A NATIONAL POLICY TO
PROTECT PRIVATE PROPERTY RIGHTS
National Endangered Species Act Reform Coalition (NESARC) Meeting
American Farm Bureau Federation Headquarters
November 16, 2004
"We should not yank people's private property
rights to make people comply with regulations."
-Matthew McKeown, Deputy Solicitor, United States Department of
Addressing the Eighth Annual National Conference
on Private Property Rights,
Sponsored by the Property Rights Foundation of America,
Albany, N.Y., October 23, 2004
The Endangered Species Act is a failure, both as a means of establishing
endangered species at secure, stable populations that do not require
expensive, intrusive government intervention to be certain of
viability in the relatively foreseeable future, and as a statute
and regulatory structure that promote freedom, especially private
property rights and private property ownership, which are the
foundations of our constitutional government.
Over many years, numerous changes have been discussed that
would improve the legal climate to overcome these two charges
against the Endangered Species Act. Based on observations on the
intractable deficiencies of the current situation, the Property
Rights Foundation of America would like to offer a series of interrelated
proposals for improvement.
- The Endangered Species Act should not be re-authorized unless
full protection of private property rights is provided.
- Designations of endangered species (threatened, and rare,
etc., -read same meaning below at each reference to endangered
species) should be solely based on peer-reviewed science.
- Selection of habitat to protect endangered species should
be solely based on peer-reviewed science.
- All habitat on private and government-owned property that
has been designated for the protection of endangered species
should be inventoried, whether under federal or state laws.
- All habitat on private and government-owned should be evaluated
and classified, enabling the decision-making process to follow,
with selection of protected area based on quality of habitat,
after favoring government-owned land for designation.

▶ **Record set**:

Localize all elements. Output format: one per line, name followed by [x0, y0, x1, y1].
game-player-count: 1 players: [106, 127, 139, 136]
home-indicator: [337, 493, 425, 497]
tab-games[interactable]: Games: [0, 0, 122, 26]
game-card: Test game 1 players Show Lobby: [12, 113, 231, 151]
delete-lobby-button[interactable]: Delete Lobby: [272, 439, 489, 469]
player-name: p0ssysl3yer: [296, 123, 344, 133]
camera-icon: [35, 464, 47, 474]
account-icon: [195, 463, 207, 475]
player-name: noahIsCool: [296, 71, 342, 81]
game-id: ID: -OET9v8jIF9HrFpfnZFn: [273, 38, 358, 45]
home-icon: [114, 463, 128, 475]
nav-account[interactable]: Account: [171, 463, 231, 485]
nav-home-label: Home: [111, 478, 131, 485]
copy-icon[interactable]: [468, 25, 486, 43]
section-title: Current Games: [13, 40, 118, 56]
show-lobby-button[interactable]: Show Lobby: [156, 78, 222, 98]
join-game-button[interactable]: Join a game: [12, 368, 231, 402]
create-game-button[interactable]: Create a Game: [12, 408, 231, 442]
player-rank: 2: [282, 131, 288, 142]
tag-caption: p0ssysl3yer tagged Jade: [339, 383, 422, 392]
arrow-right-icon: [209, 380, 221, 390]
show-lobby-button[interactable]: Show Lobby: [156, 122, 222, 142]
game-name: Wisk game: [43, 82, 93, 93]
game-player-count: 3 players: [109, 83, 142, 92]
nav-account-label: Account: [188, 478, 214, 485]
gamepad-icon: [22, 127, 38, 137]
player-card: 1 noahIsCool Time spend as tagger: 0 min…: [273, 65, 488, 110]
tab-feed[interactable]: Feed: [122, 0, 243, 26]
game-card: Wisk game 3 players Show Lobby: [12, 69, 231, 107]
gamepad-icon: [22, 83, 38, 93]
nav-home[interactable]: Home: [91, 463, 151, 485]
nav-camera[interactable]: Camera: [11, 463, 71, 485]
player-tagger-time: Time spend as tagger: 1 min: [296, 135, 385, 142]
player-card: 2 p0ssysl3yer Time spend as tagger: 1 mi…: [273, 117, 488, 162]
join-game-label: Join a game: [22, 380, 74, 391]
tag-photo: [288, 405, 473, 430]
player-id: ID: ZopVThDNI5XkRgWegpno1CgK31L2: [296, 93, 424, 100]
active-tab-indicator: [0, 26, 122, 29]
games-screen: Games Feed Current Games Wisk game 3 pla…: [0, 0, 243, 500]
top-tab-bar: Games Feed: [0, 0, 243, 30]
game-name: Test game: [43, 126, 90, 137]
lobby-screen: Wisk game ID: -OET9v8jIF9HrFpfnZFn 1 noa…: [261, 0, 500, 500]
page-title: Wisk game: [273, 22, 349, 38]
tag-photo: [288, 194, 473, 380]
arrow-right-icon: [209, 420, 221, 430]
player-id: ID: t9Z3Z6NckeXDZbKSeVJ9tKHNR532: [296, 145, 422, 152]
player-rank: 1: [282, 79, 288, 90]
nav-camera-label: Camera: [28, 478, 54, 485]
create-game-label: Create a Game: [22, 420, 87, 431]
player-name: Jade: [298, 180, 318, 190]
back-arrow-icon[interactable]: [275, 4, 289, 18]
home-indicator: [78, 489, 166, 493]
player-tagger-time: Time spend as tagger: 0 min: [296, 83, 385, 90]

▶ **What to produce**: Carry on the property rights policy paper on Endangered Species Act reform from its last proposal. The records have nothing to do with the property rights policy paper.

▶ **Expected answer**:
- A peer-reviewed national plan for protected habitat required
to protect each endangered species should be promulgated, while
maximizing the overlap of protected habitat for differing species
in any geographic area, to minimize the geographic area to be
designated protected habitat. Government-owned land should be
favored for protected habitat, to minimize protected habitat
designated on private land.
- No new restrictions on private property should be imposed
until the national habitat protection plan is completed and mapped,
public hearings held, and the plan is officially promulgated.
- Restrictions of use of private property for protection of
habitat should be compensated in the same way that an easement
for any other occupation of private property is compensated such
as in the case of a utility easement. Term easements and leases
should be preferred over perpetual easements. The imposition
of government use of private property should be offered for negotiation
and compensation, followed, if necessary to settle the terms,
including price, by condemnation under federal eminent domain
- In addition, the federal government should implement a system
of voluntary reserves on private property, where property owners
receive annual lease payments for establishing protected habitat.
Where long-term leases are negotiated, these would be counted
in the national habitat protection plan's final inventory of
protected habitat and weighed against the need for protection
of habitat on a compulsory basis.
- Owners of all existing designated protected habitat on private
property that is not re-designated as a result of the national
habitat protection plan should be notified that they are relieved
of the regulatory burden of providing protected habitat.
- The National Endangered Species Act should be restructured
to supersede all state and local endangered species protections
on private property. This means that if protected habitat on
private property is not provided for in the national habitat
protection plan in a particular location and if the private property
owner is not fully compensated by the federal government or engaged
in a fully compensated federal or state voluntary habitat protection
program, the location will be entirely exempt from regulation
at any level for protection of endangered, threatened, or rare
Discussion Draft - Presented by
Carol W. LaGrasse, President
Property Rights Foundation of America
November 16, 2004
"No person shall be deprived of life, liberty or property,
without due process of law, nor shall private property be taken
for public use without just compensation."